Saved entries:
· · ·
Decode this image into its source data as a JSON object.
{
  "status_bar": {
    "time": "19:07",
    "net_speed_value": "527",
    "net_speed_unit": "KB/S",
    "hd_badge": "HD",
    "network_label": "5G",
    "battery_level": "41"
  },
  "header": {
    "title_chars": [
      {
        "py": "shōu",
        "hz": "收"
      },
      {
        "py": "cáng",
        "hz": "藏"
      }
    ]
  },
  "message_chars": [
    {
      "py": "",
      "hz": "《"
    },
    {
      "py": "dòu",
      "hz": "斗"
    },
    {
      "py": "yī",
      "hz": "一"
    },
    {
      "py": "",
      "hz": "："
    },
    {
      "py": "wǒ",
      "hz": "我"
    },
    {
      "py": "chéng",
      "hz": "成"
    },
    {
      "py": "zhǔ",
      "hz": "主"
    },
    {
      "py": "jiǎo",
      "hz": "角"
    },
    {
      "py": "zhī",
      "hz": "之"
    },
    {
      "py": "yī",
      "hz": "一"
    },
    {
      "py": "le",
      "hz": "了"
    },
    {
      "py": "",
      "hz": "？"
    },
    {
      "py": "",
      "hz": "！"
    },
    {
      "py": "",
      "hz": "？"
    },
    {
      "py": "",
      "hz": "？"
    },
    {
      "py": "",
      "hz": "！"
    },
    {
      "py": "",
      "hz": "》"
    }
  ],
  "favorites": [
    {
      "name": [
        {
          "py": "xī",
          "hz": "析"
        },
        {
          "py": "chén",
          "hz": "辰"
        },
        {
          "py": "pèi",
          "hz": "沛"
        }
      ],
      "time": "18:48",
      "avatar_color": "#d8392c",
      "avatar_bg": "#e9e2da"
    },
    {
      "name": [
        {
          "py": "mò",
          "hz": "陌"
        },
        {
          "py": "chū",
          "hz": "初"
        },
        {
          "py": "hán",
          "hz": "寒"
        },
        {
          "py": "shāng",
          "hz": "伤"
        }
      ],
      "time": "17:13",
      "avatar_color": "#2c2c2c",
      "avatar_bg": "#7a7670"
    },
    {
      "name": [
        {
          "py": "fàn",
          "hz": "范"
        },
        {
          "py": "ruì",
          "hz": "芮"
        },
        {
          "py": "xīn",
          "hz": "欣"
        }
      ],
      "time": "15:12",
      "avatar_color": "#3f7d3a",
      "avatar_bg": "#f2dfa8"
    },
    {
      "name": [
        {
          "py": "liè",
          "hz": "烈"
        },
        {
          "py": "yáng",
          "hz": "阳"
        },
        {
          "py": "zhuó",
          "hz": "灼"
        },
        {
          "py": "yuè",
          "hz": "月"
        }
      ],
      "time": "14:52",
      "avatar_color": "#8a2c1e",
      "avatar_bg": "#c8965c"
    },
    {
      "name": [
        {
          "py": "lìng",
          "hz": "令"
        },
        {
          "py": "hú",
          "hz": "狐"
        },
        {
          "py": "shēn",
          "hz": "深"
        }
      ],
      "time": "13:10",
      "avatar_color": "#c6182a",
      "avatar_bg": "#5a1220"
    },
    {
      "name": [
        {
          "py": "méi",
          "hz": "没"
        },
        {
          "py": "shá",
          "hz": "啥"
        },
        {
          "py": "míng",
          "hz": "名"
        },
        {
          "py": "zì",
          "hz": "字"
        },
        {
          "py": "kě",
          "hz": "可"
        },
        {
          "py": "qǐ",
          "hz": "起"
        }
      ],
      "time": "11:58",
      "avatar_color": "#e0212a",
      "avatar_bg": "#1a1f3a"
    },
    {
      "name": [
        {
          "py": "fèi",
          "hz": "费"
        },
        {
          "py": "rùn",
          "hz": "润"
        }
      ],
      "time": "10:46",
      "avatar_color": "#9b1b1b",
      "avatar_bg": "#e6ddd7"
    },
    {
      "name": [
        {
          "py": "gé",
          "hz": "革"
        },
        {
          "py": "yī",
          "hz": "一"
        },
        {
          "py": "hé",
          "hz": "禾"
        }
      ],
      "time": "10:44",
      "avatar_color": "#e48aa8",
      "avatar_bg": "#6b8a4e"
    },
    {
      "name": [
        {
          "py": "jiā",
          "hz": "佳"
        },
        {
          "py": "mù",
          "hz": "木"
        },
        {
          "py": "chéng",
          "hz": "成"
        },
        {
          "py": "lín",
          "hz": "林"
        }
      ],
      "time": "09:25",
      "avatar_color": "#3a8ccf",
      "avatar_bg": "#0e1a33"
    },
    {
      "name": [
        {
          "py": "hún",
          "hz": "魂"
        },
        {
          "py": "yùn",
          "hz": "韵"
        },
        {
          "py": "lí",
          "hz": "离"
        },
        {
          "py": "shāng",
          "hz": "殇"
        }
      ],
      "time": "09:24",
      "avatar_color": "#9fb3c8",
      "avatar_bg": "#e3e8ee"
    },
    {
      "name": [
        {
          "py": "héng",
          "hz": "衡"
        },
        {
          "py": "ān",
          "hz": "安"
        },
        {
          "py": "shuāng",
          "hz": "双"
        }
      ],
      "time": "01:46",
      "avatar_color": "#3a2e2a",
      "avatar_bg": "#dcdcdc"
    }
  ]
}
· · ·
Exercise details
Copy out every line in the listing where the word "time" appears.

Expected answer
    "time": "19:07",
      "time": "18:48",
      "time": "17:13",
      "time": "15:12",
      "time": "14:52",
      "time": "13:10",
      "time": "11:58",
      "time": "10:46",
      "time": "10:44",
      "time": "09:25",
      "time": "09:24",
      "time": "01:46",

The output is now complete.